THE PROBLEM
How many lines in the records below contain the word "going"? Give only the number.

* BEGIN DATA SHOWN *

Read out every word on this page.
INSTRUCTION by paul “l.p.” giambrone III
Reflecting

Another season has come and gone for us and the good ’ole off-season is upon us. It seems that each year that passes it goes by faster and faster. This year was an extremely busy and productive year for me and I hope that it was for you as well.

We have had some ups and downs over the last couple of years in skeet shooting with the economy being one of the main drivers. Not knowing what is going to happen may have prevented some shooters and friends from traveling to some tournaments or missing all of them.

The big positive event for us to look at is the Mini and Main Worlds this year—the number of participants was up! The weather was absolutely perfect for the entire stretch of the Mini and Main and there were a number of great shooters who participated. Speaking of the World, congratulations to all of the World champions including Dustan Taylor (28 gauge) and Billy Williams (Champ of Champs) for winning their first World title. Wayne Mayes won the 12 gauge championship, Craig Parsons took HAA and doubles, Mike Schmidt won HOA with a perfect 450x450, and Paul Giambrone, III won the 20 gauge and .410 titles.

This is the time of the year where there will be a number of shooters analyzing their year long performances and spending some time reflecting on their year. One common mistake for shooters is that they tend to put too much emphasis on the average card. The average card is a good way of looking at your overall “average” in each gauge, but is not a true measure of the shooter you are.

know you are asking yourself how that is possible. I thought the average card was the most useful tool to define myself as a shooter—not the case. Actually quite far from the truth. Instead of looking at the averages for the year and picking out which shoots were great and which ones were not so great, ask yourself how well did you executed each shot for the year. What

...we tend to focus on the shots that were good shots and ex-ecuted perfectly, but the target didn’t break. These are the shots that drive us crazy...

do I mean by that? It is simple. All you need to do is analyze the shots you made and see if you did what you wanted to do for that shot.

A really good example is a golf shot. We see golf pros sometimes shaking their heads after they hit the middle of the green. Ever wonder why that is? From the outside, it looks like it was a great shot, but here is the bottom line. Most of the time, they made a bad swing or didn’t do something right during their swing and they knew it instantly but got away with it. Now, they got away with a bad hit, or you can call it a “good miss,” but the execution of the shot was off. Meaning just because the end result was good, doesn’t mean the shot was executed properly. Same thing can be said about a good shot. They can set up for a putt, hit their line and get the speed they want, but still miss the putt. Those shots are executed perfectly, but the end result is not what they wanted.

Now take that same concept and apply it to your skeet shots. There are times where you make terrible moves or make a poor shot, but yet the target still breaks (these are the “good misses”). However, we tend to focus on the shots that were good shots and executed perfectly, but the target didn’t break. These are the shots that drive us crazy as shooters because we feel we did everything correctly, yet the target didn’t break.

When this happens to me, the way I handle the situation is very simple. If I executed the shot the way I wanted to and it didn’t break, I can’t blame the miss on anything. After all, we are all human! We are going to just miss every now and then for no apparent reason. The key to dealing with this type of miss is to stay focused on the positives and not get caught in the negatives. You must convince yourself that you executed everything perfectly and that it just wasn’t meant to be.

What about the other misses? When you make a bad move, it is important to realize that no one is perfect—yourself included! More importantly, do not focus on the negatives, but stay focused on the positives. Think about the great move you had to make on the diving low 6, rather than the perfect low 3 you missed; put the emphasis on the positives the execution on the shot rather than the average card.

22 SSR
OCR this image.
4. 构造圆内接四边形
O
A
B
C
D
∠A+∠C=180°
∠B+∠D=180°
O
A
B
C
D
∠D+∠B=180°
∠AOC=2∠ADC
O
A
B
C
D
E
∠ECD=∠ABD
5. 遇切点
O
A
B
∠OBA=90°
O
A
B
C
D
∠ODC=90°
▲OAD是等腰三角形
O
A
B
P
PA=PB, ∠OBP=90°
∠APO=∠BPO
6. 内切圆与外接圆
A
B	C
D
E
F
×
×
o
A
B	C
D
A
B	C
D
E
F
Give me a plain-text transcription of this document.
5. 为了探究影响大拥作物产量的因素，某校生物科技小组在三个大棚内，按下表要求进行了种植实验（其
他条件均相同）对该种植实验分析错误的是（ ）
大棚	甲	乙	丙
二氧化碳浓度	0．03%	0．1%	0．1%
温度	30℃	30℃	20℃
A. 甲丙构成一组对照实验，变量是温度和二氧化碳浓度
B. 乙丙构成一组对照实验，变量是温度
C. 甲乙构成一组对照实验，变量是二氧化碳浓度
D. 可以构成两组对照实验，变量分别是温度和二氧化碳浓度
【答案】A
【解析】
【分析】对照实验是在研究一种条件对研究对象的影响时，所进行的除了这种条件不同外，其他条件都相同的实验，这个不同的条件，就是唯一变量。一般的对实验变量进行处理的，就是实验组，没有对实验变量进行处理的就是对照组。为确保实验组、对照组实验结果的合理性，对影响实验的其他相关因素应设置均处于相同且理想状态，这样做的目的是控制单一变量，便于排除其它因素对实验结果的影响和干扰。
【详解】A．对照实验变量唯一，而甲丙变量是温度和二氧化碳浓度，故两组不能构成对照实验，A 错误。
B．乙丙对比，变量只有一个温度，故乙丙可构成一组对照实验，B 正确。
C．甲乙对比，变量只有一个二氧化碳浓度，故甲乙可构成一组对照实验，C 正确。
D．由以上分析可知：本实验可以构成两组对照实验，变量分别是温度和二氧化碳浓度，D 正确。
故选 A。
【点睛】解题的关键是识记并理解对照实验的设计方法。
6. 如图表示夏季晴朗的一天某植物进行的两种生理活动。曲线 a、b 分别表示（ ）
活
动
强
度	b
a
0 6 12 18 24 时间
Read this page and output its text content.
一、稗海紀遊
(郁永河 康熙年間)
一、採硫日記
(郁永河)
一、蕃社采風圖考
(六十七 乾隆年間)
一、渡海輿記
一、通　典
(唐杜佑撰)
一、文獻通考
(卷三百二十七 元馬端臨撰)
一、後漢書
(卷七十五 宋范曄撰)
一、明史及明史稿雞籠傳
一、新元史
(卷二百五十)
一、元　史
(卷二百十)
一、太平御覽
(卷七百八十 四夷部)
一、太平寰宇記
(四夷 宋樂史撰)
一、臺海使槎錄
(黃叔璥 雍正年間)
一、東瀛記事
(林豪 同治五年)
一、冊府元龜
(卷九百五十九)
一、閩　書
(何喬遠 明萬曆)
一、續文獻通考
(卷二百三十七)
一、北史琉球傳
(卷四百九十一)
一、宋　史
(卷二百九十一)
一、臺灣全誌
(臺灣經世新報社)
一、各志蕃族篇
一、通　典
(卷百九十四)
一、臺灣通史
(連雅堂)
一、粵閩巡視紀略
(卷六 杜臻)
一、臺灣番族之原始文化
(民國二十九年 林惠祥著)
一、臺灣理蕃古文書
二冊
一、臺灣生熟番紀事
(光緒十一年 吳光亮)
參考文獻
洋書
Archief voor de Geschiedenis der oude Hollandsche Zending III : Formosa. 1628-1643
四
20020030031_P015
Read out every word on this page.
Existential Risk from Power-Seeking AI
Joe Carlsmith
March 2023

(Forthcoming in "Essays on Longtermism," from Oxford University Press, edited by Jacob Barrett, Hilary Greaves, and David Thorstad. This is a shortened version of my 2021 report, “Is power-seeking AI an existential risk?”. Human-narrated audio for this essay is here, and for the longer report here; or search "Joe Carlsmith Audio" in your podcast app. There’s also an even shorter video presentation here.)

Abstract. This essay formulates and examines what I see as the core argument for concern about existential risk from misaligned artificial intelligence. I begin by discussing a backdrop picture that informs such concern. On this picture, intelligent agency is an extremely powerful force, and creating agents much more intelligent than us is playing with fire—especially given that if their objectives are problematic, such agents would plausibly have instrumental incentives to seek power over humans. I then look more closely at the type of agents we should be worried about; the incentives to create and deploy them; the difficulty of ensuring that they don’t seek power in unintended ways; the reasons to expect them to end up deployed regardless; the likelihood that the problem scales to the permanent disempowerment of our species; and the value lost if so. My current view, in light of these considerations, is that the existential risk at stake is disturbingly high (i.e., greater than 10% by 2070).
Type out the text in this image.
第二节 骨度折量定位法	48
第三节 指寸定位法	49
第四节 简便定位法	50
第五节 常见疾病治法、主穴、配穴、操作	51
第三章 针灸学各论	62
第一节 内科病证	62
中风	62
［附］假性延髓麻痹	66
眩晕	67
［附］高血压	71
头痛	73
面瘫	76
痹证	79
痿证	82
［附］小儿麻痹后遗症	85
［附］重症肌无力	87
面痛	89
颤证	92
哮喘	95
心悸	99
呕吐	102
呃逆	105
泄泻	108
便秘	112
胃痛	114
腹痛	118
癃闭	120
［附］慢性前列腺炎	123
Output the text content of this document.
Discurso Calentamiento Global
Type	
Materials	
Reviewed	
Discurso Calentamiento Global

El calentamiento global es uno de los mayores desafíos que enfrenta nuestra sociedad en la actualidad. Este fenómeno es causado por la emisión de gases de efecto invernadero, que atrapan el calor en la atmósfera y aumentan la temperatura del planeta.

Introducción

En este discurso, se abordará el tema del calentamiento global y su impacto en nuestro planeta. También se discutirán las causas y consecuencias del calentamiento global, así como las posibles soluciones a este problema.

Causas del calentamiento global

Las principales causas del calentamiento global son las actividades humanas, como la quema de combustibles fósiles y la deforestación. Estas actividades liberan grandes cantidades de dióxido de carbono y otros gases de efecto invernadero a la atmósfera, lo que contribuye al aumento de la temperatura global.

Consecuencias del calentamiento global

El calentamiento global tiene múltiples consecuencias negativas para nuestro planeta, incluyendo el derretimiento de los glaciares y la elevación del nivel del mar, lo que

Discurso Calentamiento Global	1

* END DATA SHOWN *

SOLUTION
2